* **REQUIREMENTS**: Retype the lines from the one containing "Where is each" through the one containing "x-axis-label: log(fold change", both included, leaving out the pictures.

* **EXERCISE MATERIAL**:

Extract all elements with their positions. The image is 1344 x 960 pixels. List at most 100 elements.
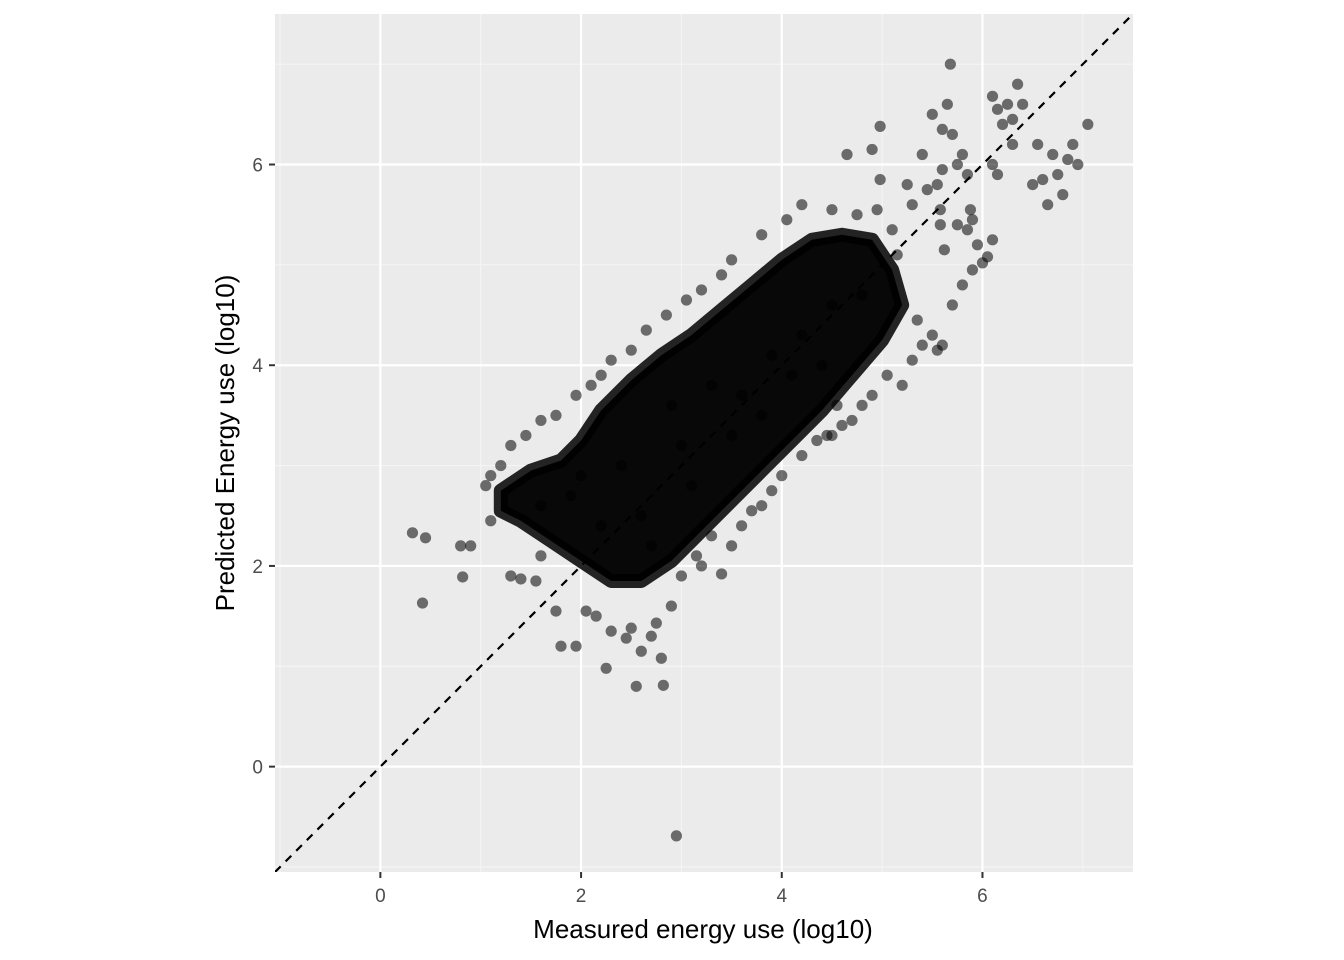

...

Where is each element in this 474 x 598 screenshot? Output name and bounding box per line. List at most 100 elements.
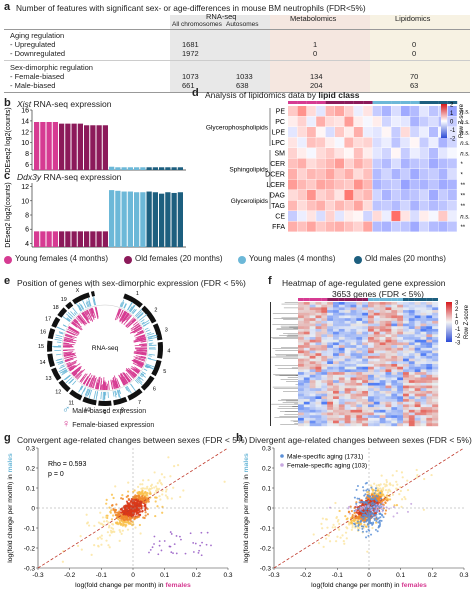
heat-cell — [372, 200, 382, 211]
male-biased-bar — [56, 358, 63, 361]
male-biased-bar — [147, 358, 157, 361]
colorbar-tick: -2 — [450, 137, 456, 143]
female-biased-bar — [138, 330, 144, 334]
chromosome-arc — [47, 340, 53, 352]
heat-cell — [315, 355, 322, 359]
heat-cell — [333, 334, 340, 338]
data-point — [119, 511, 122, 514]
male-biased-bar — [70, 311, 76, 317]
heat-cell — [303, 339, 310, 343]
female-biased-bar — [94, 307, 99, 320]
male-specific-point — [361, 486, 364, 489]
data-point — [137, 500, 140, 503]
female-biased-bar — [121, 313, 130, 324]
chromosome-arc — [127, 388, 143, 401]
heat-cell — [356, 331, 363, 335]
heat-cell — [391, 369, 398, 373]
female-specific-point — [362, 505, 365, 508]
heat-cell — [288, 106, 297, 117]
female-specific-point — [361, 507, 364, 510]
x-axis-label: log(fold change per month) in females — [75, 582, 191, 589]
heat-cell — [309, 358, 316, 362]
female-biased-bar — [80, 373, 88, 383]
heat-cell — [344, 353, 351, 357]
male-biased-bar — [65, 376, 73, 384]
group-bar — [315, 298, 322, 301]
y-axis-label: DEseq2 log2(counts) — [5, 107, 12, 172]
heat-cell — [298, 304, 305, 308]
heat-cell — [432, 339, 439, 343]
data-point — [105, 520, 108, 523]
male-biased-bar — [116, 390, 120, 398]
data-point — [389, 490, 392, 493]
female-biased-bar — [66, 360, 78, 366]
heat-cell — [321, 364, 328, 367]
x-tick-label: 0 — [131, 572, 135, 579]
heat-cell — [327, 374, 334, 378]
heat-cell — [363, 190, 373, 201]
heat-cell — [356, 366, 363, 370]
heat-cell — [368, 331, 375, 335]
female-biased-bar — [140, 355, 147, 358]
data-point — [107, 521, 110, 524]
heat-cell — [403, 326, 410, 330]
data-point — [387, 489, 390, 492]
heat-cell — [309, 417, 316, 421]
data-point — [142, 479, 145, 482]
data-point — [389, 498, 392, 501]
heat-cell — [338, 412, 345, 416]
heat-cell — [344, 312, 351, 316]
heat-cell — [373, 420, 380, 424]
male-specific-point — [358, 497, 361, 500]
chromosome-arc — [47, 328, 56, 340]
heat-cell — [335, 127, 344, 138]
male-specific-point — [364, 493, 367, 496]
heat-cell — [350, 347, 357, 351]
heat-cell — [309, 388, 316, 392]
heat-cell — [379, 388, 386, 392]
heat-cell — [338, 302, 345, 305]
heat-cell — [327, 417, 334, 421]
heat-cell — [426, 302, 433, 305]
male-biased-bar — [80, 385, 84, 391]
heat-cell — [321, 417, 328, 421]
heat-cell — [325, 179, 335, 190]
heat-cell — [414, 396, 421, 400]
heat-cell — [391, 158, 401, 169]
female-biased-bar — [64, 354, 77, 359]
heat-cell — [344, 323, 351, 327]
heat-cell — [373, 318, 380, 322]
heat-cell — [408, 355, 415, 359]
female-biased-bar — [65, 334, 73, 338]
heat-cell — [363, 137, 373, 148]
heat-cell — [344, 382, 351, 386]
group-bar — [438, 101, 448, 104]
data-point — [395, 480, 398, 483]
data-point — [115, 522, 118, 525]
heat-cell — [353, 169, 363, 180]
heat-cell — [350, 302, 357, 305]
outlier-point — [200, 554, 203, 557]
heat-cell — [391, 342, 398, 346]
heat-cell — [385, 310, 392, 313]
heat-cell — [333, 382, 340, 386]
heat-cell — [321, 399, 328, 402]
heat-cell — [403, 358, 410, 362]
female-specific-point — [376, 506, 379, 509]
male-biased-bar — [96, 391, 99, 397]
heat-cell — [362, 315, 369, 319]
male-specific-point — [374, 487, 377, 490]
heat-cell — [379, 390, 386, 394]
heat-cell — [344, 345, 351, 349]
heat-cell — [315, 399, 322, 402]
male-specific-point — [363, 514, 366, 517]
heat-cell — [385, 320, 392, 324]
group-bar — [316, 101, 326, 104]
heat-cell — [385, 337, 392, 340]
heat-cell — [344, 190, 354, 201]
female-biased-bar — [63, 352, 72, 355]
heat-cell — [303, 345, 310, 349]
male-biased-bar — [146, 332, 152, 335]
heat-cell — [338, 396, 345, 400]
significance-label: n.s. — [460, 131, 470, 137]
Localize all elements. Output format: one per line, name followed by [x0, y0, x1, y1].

* **ANSWER IN FULL**:
Where is each element in this 474 x 598 screenshot? Output name and bounding box per line. List at most 100 elements.
heat-cell — [372, 200, 382, 211]
male-biased-bar — [56, 358, 63, 361]
male-biased-bar — [147, 358, 157, 361]
colorbar-tick: -2 — [450, 137, 456, 143]
female-biased-bar — [138, 330, 144, 334]
chromosome-arc — [47, 340, 53, 352]
heat-cell — [315, 355, 322, 359]
heat-cell — [333, 334, 340, 338]
data-point — [119, 511, 122, 514]
male-biased-bar — [70, 311, 76, 317]
heat-cell — [303, 339, 310, 343]
female-biased-bar — [94, 307, 99, 320]
male-specific-point — [361, 486, 364, 489]
data-point — [137, 500, 140, 503]
female-biased-bar — [121, 313, 130, 324]
chromosome-arc — [127, 388, 143, 401]
heat-cell — [356, 331, 363, 335]
heat-cell — [391, 369, 398, 373]
female-specific-point — [362, 505, 365, 508]
heat-cell — [288, 106, 297, 117]
female-specific-point — [361, 507, 364, 510]
x-axis-label: log(fold change per month) in females — [75, 582, 191, 589]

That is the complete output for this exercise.